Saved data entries
::::
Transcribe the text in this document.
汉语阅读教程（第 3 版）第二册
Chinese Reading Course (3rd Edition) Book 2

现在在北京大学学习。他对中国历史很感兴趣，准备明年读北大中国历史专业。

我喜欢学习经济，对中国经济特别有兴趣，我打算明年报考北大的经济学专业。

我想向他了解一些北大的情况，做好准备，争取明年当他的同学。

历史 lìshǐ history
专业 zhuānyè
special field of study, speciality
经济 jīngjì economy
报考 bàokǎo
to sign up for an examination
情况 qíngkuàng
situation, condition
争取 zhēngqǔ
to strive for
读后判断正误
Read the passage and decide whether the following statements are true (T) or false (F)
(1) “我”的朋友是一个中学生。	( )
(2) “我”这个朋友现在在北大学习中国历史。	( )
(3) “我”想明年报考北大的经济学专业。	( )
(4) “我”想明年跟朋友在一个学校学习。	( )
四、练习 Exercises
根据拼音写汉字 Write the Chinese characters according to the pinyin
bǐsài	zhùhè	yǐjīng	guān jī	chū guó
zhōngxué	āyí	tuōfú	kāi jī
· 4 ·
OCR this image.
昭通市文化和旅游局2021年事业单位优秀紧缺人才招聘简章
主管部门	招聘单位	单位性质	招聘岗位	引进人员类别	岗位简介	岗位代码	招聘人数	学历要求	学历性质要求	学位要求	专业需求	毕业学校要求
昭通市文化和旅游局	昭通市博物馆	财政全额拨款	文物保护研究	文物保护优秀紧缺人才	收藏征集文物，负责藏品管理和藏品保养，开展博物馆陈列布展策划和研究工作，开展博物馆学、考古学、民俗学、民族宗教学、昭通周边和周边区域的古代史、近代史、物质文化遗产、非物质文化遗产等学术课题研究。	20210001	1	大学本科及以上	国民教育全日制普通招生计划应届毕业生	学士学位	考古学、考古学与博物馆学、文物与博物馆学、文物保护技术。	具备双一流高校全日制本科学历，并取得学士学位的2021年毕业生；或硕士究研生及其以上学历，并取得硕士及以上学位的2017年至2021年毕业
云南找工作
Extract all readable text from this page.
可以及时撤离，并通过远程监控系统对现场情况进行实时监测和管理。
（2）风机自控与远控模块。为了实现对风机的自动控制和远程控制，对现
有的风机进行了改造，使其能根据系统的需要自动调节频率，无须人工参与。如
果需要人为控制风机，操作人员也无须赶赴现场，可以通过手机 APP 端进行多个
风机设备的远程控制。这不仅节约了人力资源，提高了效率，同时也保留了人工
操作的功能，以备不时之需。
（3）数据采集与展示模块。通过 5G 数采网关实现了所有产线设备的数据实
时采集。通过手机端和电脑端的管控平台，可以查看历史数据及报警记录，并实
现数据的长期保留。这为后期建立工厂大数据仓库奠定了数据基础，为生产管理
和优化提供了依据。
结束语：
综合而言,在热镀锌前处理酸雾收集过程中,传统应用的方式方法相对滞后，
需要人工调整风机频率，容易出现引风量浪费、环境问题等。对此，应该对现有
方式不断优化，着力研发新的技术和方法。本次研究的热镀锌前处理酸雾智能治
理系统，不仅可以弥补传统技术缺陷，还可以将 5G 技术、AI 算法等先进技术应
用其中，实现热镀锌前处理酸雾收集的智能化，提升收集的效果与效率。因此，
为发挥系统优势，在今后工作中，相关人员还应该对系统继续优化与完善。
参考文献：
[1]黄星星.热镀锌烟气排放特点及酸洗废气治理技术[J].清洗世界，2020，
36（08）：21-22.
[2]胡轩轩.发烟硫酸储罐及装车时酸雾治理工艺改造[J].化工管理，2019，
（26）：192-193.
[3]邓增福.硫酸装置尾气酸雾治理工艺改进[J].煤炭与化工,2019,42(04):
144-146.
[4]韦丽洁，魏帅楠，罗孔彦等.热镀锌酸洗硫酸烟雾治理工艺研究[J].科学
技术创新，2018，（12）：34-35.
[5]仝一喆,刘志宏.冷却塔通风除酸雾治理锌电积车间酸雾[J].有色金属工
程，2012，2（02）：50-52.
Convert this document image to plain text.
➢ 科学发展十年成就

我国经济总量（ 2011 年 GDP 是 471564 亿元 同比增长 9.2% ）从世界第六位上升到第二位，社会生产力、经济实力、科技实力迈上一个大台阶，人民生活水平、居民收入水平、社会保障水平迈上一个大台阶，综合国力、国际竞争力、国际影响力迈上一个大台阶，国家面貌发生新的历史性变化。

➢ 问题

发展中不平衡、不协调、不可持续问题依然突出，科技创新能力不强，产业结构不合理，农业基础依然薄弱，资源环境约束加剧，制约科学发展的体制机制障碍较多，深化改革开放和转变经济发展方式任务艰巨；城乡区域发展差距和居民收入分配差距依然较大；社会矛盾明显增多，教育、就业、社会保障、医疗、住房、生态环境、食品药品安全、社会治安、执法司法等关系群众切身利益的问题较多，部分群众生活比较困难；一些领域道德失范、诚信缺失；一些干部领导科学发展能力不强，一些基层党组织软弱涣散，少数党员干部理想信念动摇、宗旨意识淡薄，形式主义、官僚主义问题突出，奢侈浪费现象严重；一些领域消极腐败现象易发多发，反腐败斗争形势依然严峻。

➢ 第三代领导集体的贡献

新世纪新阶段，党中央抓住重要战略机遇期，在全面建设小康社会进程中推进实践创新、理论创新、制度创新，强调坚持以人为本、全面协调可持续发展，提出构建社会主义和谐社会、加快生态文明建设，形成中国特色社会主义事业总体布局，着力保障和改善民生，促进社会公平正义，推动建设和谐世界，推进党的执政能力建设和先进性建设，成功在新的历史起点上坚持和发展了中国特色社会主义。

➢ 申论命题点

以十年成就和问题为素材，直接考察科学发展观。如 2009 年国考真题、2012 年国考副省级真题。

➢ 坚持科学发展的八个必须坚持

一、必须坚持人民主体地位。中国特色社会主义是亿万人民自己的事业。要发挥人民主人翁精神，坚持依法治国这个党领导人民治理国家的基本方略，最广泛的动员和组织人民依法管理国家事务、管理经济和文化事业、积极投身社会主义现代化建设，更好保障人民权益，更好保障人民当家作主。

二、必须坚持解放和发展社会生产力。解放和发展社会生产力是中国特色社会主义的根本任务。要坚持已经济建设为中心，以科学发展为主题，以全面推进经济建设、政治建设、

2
::::
• CHALLENGE:
Extract every line containing the string "image" from the data above.

• REPLY:
OCR this image.
Convert this document image to plain text.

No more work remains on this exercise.